> [GOAL OF THE EXERCISE]:
Gather every line that includes the word "value", please.

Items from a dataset
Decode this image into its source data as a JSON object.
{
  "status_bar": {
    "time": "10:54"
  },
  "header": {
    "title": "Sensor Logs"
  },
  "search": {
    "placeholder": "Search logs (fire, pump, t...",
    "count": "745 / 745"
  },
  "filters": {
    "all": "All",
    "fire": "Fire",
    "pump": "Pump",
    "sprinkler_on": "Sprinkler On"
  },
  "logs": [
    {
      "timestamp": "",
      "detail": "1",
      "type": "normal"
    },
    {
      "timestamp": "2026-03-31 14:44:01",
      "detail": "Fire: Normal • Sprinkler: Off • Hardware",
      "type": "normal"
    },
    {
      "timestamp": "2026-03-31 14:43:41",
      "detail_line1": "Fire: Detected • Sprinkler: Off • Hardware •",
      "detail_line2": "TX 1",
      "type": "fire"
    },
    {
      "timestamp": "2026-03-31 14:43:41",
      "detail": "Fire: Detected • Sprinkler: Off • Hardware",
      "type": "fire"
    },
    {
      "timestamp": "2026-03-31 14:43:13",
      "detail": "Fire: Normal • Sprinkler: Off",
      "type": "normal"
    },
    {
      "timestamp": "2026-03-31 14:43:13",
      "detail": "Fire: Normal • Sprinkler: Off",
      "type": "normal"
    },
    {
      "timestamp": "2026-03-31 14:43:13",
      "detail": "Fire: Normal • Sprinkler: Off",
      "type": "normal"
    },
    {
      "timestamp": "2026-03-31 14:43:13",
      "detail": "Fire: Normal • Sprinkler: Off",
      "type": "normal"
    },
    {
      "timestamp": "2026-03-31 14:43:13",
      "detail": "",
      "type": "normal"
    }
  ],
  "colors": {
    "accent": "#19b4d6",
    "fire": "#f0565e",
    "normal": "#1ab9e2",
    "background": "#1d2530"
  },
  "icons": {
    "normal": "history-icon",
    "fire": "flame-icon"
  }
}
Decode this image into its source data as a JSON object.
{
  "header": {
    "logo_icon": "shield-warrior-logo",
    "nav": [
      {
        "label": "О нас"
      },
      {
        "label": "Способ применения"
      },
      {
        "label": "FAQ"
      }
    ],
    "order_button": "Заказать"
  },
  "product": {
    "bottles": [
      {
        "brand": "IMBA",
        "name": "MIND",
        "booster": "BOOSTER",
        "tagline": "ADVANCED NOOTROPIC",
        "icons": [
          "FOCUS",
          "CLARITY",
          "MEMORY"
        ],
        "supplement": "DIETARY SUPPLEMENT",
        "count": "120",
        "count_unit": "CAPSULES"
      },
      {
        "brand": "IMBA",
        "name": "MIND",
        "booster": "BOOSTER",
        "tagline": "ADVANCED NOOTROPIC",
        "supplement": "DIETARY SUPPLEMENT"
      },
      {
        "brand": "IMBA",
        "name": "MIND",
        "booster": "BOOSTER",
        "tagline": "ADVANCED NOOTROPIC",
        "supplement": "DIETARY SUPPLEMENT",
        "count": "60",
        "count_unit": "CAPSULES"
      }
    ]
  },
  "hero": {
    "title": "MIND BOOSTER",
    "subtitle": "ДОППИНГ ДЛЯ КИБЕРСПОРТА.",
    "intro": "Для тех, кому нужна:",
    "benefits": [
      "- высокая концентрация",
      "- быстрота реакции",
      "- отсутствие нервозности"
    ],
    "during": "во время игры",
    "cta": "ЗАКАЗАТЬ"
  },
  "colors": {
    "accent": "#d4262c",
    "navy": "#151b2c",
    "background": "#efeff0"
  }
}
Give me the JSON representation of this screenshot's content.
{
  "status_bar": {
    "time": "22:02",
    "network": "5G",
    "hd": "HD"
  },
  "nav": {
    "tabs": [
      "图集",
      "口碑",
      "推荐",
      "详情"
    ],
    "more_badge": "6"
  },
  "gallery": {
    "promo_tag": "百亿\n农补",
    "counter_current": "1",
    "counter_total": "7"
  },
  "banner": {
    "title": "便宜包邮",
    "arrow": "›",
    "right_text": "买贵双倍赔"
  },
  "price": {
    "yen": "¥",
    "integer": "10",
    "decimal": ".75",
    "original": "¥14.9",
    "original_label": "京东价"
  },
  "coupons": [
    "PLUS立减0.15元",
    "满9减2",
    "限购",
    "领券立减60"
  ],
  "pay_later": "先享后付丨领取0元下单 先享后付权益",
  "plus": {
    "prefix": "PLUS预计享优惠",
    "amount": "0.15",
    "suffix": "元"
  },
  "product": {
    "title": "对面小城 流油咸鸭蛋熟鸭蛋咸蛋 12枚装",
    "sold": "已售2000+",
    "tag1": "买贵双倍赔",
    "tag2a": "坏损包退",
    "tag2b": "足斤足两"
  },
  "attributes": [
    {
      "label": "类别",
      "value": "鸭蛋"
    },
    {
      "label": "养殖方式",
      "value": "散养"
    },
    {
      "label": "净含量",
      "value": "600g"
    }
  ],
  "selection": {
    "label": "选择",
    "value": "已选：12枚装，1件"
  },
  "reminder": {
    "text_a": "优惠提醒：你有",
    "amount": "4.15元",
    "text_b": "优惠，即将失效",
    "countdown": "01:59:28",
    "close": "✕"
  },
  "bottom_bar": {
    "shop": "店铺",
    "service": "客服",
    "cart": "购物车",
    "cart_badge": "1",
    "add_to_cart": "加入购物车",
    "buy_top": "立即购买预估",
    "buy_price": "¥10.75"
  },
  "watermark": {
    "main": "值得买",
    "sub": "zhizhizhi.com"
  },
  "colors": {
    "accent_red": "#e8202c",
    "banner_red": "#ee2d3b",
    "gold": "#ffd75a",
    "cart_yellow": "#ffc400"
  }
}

> [COMPLETE ANSWER]:
      "value": "鸭蛋"
      "value": "散养"
      "value": "600g"
    "value": "已选：12枚装，1件"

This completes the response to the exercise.